▶ **Available data**:
^^^^
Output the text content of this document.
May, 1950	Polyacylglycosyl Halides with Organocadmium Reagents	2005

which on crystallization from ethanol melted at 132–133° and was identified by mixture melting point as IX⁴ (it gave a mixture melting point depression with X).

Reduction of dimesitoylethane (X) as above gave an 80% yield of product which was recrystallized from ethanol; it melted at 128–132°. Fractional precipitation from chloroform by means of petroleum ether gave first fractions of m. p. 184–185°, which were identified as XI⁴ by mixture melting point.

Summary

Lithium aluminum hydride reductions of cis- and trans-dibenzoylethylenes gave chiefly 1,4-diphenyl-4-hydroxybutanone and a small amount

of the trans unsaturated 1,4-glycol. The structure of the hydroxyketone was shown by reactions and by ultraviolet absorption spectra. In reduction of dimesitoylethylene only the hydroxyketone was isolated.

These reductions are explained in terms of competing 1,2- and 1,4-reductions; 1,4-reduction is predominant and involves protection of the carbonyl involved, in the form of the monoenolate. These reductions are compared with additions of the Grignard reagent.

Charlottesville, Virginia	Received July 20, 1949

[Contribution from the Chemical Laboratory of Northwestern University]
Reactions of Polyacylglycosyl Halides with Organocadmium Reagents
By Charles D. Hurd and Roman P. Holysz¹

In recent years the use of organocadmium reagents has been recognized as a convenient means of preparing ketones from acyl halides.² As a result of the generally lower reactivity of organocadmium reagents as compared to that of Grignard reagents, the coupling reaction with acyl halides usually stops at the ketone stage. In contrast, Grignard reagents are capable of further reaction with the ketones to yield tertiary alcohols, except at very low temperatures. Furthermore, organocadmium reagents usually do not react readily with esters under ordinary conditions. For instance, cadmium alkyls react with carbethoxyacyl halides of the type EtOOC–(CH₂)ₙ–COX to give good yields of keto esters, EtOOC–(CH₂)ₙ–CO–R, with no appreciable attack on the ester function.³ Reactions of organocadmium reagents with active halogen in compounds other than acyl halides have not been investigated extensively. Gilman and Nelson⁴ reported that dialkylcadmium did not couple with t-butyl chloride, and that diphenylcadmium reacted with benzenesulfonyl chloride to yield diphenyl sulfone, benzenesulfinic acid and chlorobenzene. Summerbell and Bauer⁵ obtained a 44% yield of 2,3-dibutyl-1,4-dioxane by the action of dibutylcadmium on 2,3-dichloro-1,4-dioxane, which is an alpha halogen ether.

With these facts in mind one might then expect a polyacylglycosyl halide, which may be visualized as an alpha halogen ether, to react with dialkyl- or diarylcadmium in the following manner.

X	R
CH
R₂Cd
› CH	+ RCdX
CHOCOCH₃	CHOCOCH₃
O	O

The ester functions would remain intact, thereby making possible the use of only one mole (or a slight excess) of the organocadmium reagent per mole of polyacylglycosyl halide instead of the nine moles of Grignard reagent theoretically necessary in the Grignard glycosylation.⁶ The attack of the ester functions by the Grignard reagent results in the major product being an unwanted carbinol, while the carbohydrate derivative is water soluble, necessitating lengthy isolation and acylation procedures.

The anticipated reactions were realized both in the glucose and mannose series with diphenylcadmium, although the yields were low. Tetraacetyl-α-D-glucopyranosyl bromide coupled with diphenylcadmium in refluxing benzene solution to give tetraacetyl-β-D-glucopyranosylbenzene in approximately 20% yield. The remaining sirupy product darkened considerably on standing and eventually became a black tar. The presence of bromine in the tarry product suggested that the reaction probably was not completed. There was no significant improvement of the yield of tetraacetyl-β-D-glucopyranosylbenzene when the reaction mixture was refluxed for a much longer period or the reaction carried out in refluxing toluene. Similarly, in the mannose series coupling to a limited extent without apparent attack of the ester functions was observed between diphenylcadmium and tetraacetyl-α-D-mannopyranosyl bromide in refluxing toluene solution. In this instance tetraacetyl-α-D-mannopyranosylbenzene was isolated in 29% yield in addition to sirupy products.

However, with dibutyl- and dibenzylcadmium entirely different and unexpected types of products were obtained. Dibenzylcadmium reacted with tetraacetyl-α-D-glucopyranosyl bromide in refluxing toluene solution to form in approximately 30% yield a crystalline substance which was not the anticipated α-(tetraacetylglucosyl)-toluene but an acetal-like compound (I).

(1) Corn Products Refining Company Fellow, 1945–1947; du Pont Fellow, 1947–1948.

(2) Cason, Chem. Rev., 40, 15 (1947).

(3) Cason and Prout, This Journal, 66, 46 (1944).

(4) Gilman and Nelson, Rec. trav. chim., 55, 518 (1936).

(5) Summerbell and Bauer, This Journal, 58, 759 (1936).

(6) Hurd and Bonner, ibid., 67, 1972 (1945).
^^^^
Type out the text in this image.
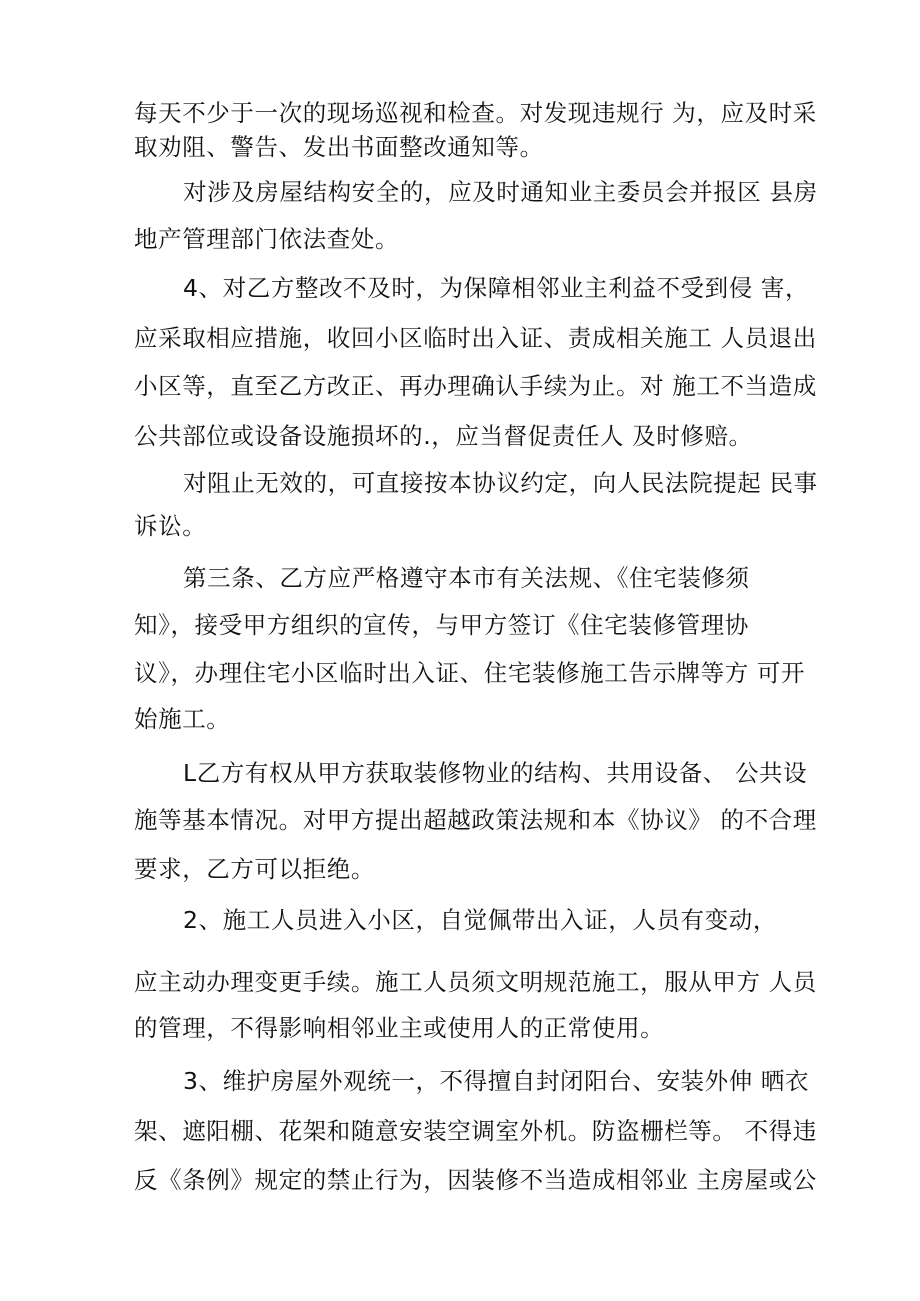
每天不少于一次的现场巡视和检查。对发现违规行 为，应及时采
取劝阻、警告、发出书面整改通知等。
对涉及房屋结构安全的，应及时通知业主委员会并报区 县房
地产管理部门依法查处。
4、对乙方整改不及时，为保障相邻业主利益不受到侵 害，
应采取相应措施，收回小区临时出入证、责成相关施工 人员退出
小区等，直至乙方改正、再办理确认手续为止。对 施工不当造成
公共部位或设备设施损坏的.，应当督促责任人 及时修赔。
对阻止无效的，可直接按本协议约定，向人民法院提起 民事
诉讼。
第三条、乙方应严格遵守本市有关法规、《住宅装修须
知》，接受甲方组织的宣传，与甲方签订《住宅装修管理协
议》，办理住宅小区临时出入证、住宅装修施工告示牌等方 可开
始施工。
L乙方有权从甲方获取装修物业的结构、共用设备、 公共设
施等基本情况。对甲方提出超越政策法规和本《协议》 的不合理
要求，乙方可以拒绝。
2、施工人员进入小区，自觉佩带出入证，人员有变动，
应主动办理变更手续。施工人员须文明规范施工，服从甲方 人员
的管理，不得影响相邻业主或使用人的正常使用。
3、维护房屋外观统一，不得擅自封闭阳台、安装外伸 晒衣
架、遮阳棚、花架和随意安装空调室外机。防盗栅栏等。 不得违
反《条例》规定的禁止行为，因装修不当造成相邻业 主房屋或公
^^^^
▶ **Objective**:
Within the listing above, copy each line that has the string "ethanol".

▶ **Solution**:
which on crystallization from ethanol melted at 132–133° and was identified by mixture melting point as IX⁴ (it gave a mixture melting point depression with X).
Reduction of dimesitoylethane (X) as above gave an 80% yield of product which was recrystallized from ethanol; it melted at 128–132°. Fractional precipitation from chloroform by means of petroleum ether gave first fractions of m. p. 184–185°, which were identified as XI⁴ by mixture melting point.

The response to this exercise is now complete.